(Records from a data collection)
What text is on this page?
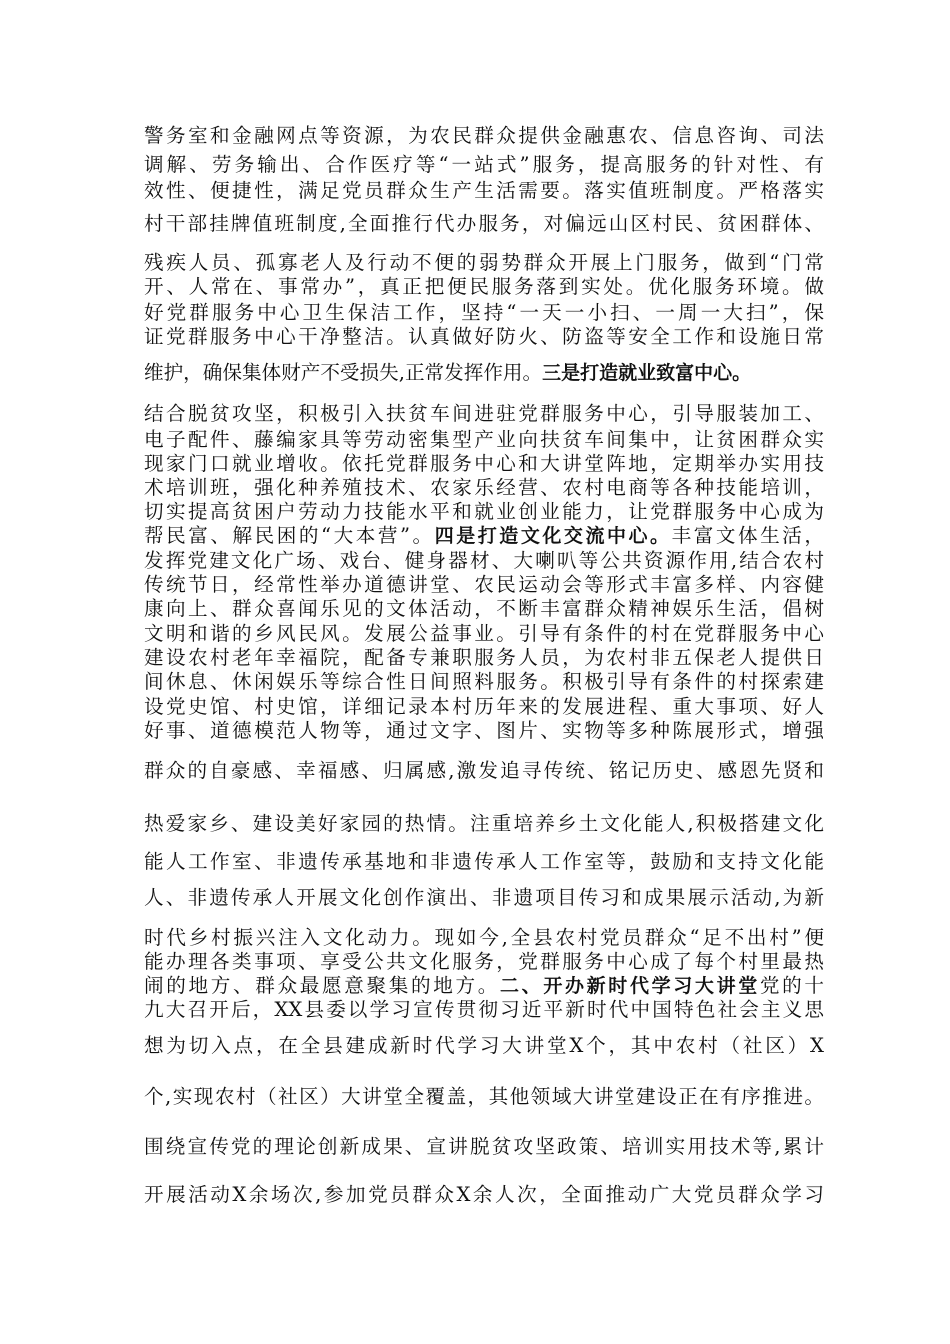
警务室和金融网点等资源，为农民群众提供金融惠农、信息咨询、司法
调解、劳务输出、合作医疗等“一站式”服务，提高服务的针对性、有
效性、便捷性，满足党员群众生产生活需要。落实值班制度。严格落实
村干部挂牌值班制度,全面推行代办服务，对偏远山区村民、贫困群体、
残疾人员、孤寡老人及行动不便的弱势群众开展上门服务，做到“门常
开、人常在、事常办”，真正把便民服务落到实处。优化服务环境。做
好党群服务中心卫生保洁工作，坚持“一天一小扫、一周一大扫”，保
证党群服务中心干净整洁。认真做好防火、防盗等安全工作和设施日常
维护，确保集体财产不受损失,正常发挥作用。三是打造就业致富中心。
结合脱贫攻坚，积极引入扶贫车间进驻党群服务中心，引导服装加工、
电子配件、藤编家具等劳动密集型产业向扶贫车间集中，让贫困群众实
现家门口就业增收。依托党群服务中心和大讲堂阵地，定期举办实用技
术培训班，强化种养殖技术、农家乐经营、农村电商等各种技能培训，
切实提高贫困户劳动力技能水平和就业创业能力，让党群服务中心成为
帮民富、解民困的“大本营”。四是打造文化交流中心。丰富文体生活，
发挥党建文化广场、戏台、健身器材、大喇叭等公共资源作用,结合农村
传统节日，经常性举办道德讲堂、农民运动会等形式丰富多样、内容健
康向上、群众喜闻乐见的文体活动，不断丰富群众精神娱乐生活，倡树
文明和谐的乡风民风。发展公益事业。引导有条件的村在党群服务中心
建设农村老年幸福院，配备专兼职服务人员，为农村非五保老人提供日
间休息、休闲娱乐等综合性日间照料服务。积极引导有条件的村探索建
设党史馆、村史馆，详细记录本村历年来的发展进程、重大事项、好人
好事、道德模范人物等，通过文字、图片、实物等多种陈展形式，增强
群众的自豪感、幸福感、归属感,激发追寻传统、铭记历史、感恩先贤和
热爱家乡、建设美好家园的热情。注重培养乡土文化能人,积极搭建文化
能人工作室、非遗传承基地和非遗传承人工作室等，鼓励和支持文化能
人、非遗传承人开展文化创作演出、非遗项目传习和成果展示活动,为新
时代乡村振兴注入文化动力。现如今,全县农村党员群众“足不出村”便
能办理各类事项、享受公共文化服务，党群服务中心成了每个村里最热
闹的地方、群众最愿意聚集的地方。二、开办新时代学习大讲堂党的十
九大召开后，XX县委以学习宣传贯彻习近平新时代中国特色社会主义思
想为切入点，在全县建成新时代学习大讲堂X个，其中农村（社区）X
个,实现农村（社区）大讲堂全覆盖，其他领域大讲堂建设正在有序推进。
围绕宣传党的理论创新成果、宣讲脱贫攻坚政策、培训实用技术等,累计
开展活动X余场次,参加党员群众X余人次，全面推动广大党员群众学习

DO THIS.
Give every record again exactly, apart from the pictures, which stay out.

RESPONSE.
What text is on this page?
警务室和金融网点等资源，为农民群众提供金融惠农、信息咨询、司法
调解、劳务输出、合作医疗等“一站式”服务，提高服务的针对性、有
效性、便捷性，满足党员群众生产生活需要。落实值班制度。严格落实
村干部挂牌值班制度,全面推行代办服务，对偏远山区村民、贫困群体、
残疾人员、孤寡老人及行动不便的弱势群众开展上门服务，做到“门常
开、人常在、事常办”，真正把便民服务落到实处。优化服务环境。做
好党群服务中心卫生保洁工作，坚持“一天一小扫、一周一大扫”，保
证党群服务中心干净整洁。认真做好防火、防盗等安全工作和设施日常
维护，确保集体财产不受损失,正常发挥作用。三是打造就业致富中心。
结合脱贫攻坚，积极引入扶贫车间进驻党群服务中心，引导服装加工、
电子配件、藤编家具等劳动密集型产业向扶贫车间集中，让贫困群众实
现家门口就业增收。依托党群服务中心和大讲堂阵地，定期举办实用技
术培训班，强化种养殖技术、农家乐经营、农村电商等各种技能培训，
切实提高贫困户劳动力技能水平和就业创业能力，让党群服务中心成为
帮民富、解民困的“大本营”。四是打造文化交流中心。丰富文体生活，
发挥党建文化广场、戏台、健身器材、大喇叭等公共资源作用,结合农村
传统节日，经常性举办道德讲堂、农民运动会等形式丰富多样、内容健
康向上、群众喜闻乐见的文体活动，不断丰富群众精神娱乐生活，倡树
文明和谐的乡风民风。发展公益事业。引导有条件的村在党群服务中心
建设农村老年幸福院，配备专兼职服务人员，为农村非五保老人提供日
间休息、休闲娱乐等综合性日间照料服务。积极引导有条件的村探索建
设党史馆、村史馆，详细记录本村历年来的发展进程、重大事项、好人
好事、道德模范人物等，通过文字、图片、实物等多种陈展形式，增强
群众的自豪感、幸福感、归属感,激发追寻传统、铭记历史、感恩先贤和
热爱家乡、建设美好家园的热情。注重培养乡土文化能人,积极搭建文化
能人工作室、非遗传承基地和非遗传承人工作室等，鼓励和支持文化能
人、非遗传承人开展文化创作演出、非遗项目传习和成果展示活动,为新
时代乡村振兴注入文化动力。现如今,全县农村党员群众“足不出村”便
能办理各类事项、享受公共文化服务，党群服务中心成了每个村里最热
闹的地方、群众最愿意聚集的地方。二、开办新时代学习大讲堂党的十
九大召开后，XX县委以学习宣传贯彻习近平新时代中国特色社会主义思
想为切入点，在全县建成新时代学习大讲堂X个，其中农村（社区）X
个,实现农村（社区）大讲堂全覆盖，其他领域大讲堂建设正在有序推进。
围绕宣传党的理论创新成果、宣讲脱贫攻坚政策、培训实用技术等,累计
开展活动X余场次,参加党员群众X余人次，全面推动广大党员群众学习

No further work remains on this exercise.